**Exercise brief**
Return the whole listing, line for line, without the pictures in it.

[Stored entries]
■ ■ ■ ■ ■ ■ ■

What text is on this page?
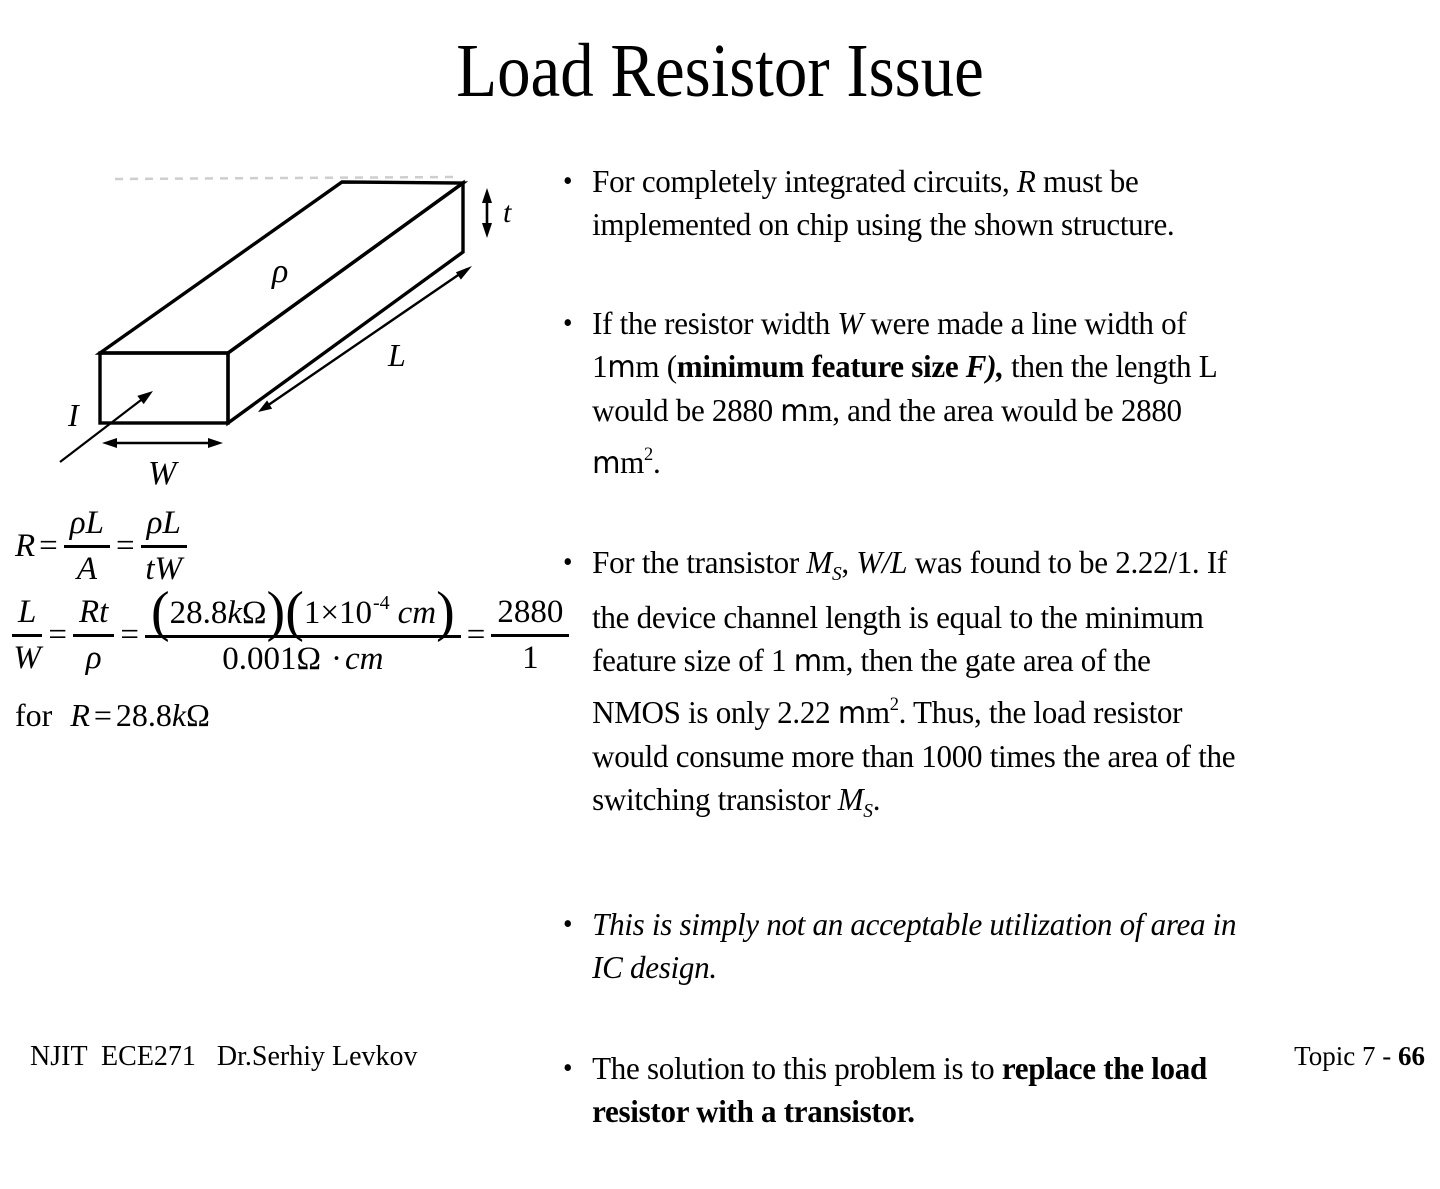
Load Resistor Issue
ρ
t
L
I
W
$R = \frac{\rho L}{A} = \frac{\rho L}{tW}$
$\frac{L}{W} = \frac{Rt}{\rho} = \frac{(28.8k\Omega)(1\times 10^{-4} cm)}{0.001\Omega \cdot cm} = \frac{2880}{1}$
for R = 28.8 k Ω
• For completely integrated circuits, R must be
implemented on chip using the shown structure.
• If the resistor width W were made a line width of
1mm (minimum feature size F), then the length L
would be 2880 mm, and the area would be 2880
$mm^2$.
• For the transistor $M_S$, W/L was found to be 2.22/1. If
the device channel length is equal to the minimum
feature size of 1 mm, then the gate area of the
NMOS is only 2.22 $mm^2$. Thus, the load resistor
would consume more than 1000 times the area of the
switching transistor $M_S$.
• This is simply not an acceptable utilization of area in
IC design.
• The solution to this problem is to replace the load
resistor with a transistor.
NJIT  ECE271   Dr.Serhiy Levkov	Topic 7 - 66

■ ■ ■ ■ ■ ■ ■

**Correct response**
What text is on this page?
Load Resistor Issue
ρ
t
L
I
W
$R = \frac{\rho L}{A} = \frac{\rho L}{tW}$
$\frac{L}{W} = \frac{Rt}{\rho} = \frac{(28.8k\Omega)(1\times 10^{-4} cm)}{0.001\Omega \cdot cm} = \frac{2880}{1}$
for R = 28.8 k Ω
• For completely integrated circuits, R must be
implemented on chip using the shown structure.
• If the resistor width W were made a line width of
1mm (minimum feature size F), then the length L
would be 2880 mm, and the area would be 2880
$mm^2$.
• For the transistor $M_S$, W/L was found to be 2.22/1. If
the device channel length is equal to the minimum
feature size of 1 mm, then the gate area of the
NMOS is only 2.22 $mm^2$. Thus, the load resistor
would consume more than 1000 times the area of the
switching transistor $M_S$.
• This is simply not an acceptable utilization of area in
IC design.
• The solution to this problem is to replace the load
resistor with a transistor.
NJIT  ECE271   Dr.Serhiy Levkov	Topic 7 - 66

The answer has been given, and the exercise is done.